Collected data entries
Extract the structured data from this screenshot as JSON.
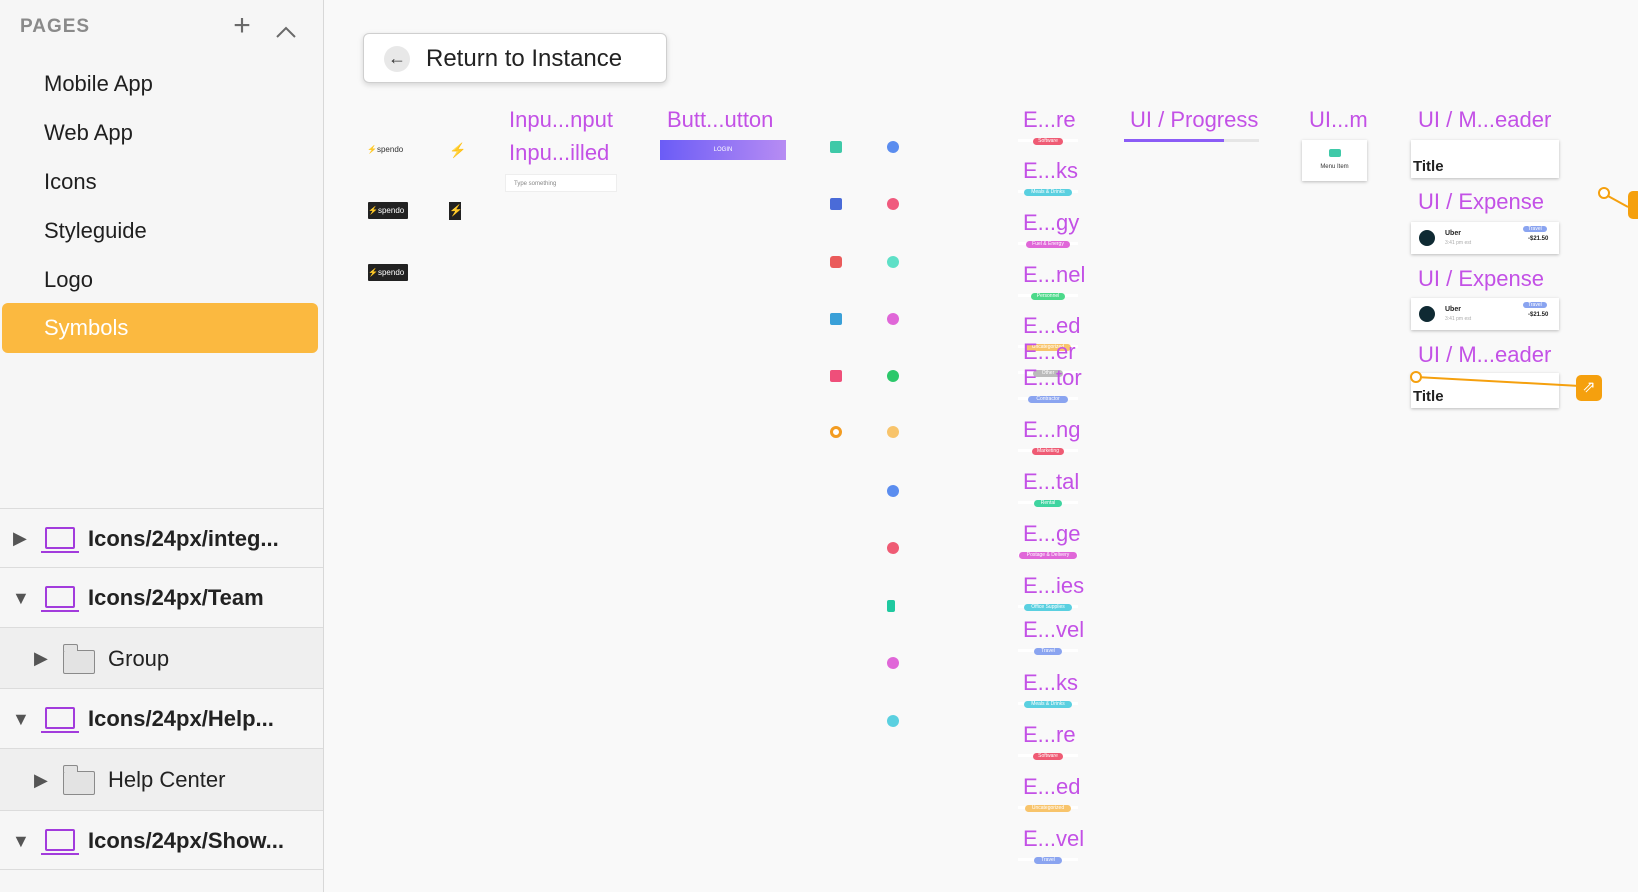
{
  "sidebar": {
    "pages_header": "PAGES",
    "pages": [
      "Mobile App",
      "Web App",
      "Icons",
      "Styleguide",
      "Logo",
      "Symbols"
    ],
    "active_page": "Symbols",
    "layers": [
      {
        "label": "Icons/24px/integ...",
        "type": "artboard",
        "expanded": false
      },
      {
        "label": "Icons/24px/Team",
        "type": "artboard",
        "expanded": true
      },
      {
        "label": "Group",
        "type": "group",
        "expanded": false
      },
      {
        "label": "Icons/24px/Help...",
        "type": "artboard",
        "expanded": true
      },
      {
        "label": "Help Center",
        "type": "group",
        "expanded": false
      },
      {
        "label": "Icons/24px/Show...",
        "type": "artboard",
        "expanded": true
      }
    ]
  },
  "canvas": {
    "return_button": "Return to Instance",
    "symbol_labels": {
      "input1": "Inpu...nput",
      "input2": "Inpu...illed",
      "button": "Butt...utton",
      "progress": "UI / Progress",
      "menu": "UI...m",
      "header1": "UI / M...eader",
      "expense1": "UI / Expense",
      "expense2": "UI / Expense",
      "header2": "UI / M...eader"
    },
    "expense_labels": [
      "E...re",
      "E...ks",
      "E...gy",
      "E...nel",
      "E...ed",
      "E...er",
      "E...tor",
      "E...ng",
      "E...tal",
      "E...ge",
      "E...ies",
      "E...vel",
      "E...ks",
      "E...re",
      "E...ed",
      "E...vel"
    ],
    "expense_badges": [
      "Software",
      "Meals & Drinks",
      "Fuel & Energy",
      "Personnel",
      "Uncategorized",
      "Other",
      "Contractor",
      "Marketing",
      "Rental",
      "Postage & Delivery",
      "Office Supplies",
      "Travel",
      "Meals & Drinks",
      "Software",
      "Uncategorized",
      "Travel"
    ],
    "input_placeholder": "Type something",
    "login_label": "LOGIN",
    "menu_item_label": "Menu Item",
    "header_title": "Title",
    "expense_card": {
      "merchant": "Uber",
      "time": "3:41 pm est",
      "category": "Travel",
      "amount": "-$21.50"
    },
    "logo_text": "spendo",
    "colors": {
      "accent": "#c351e6",
      "active_page": "#fbb940",
      "artboard_icon": "#a23bdc",
      "connector": "#f5a00e"
    }
  }
}
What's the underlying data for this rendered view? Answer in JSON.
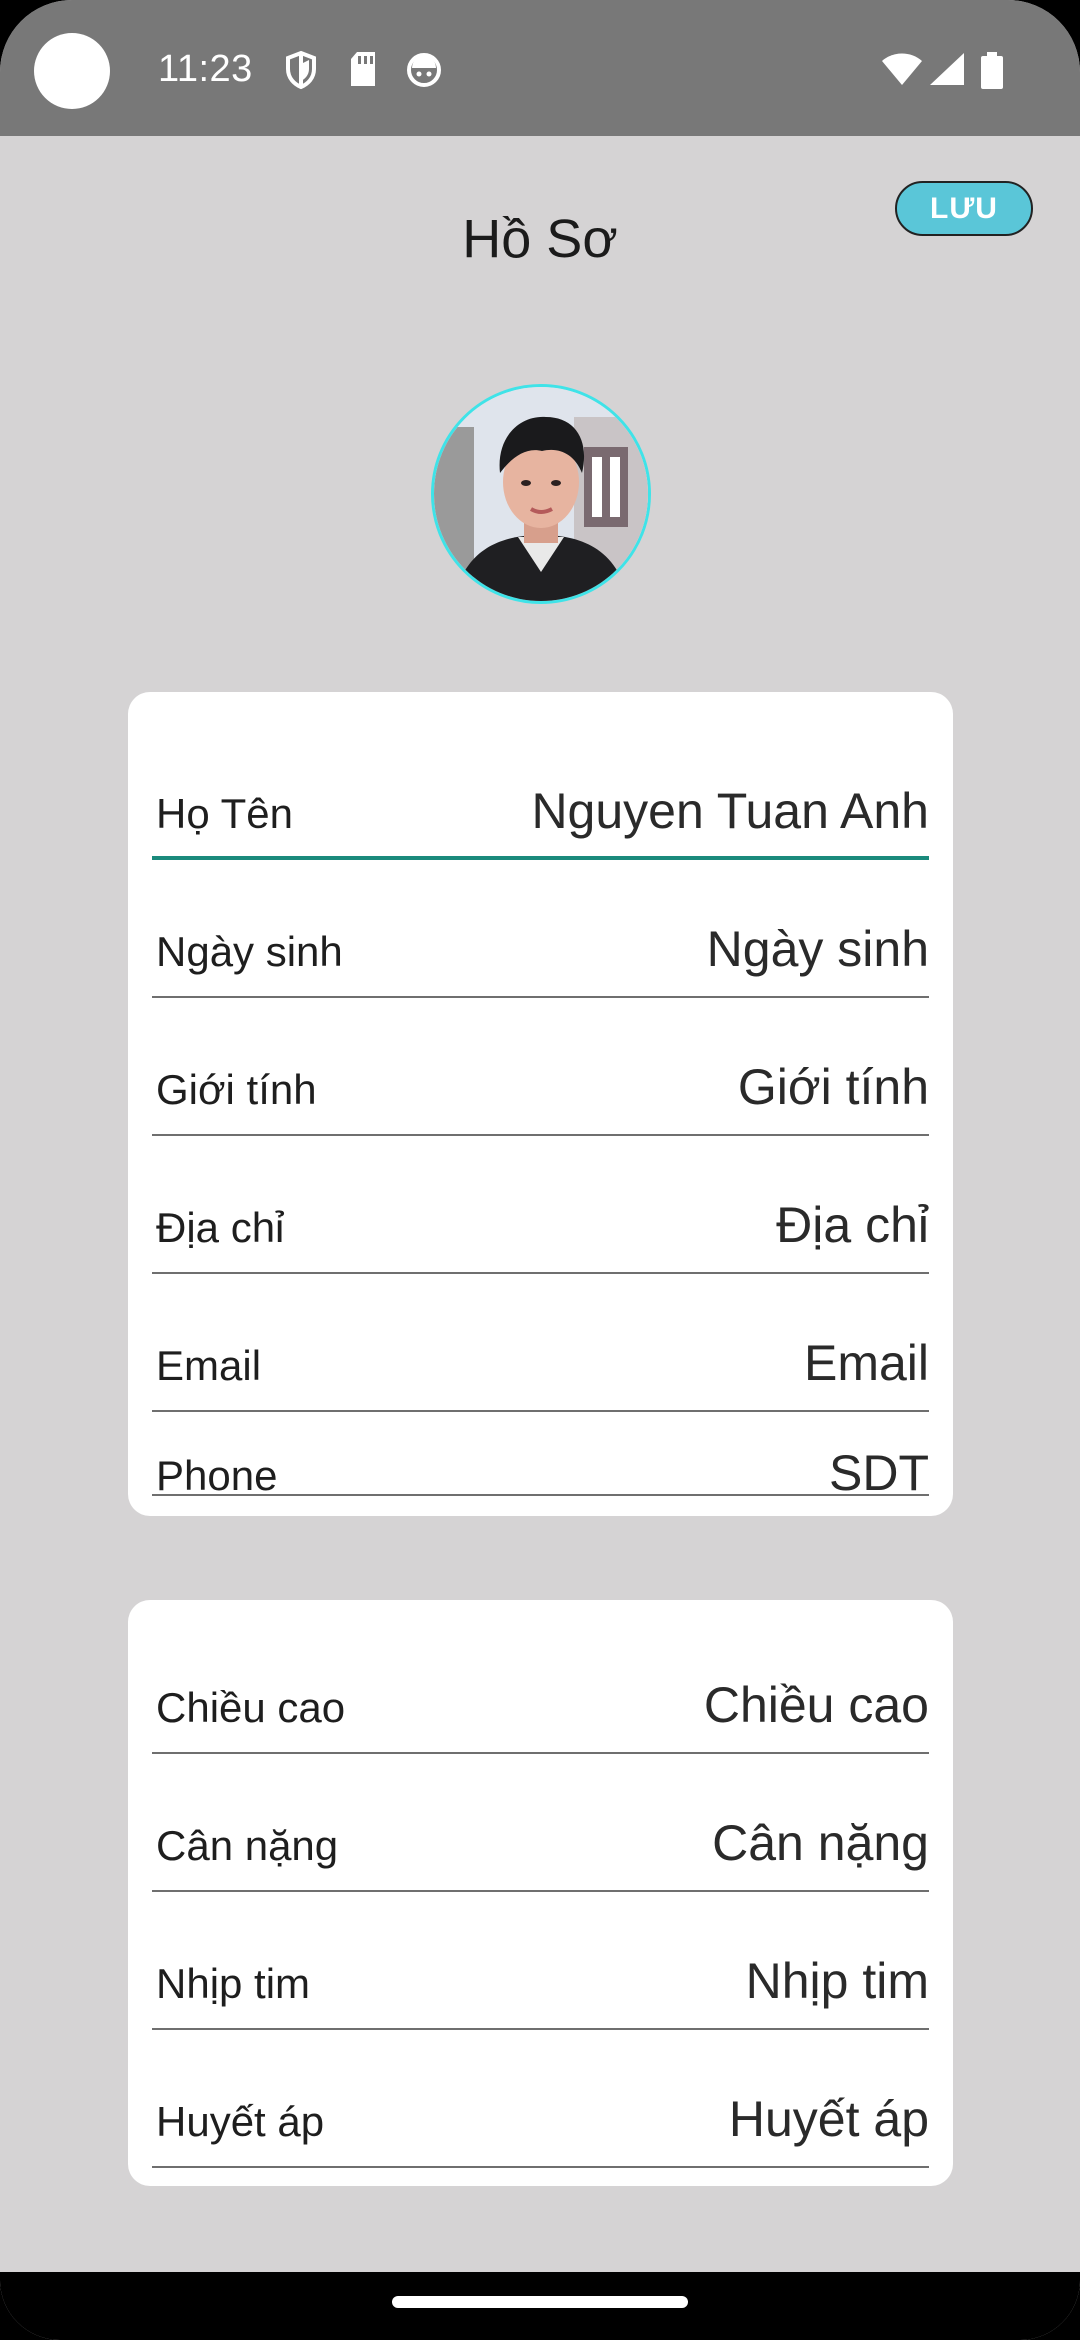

• **PROBLEM DETAILS**:
Return each line with "this".

• **OUTPUT OF THE TASK**:
Extract the structured data from this screenshot as JSON.
What's the underlying data for this rendered view? Answer in JSON.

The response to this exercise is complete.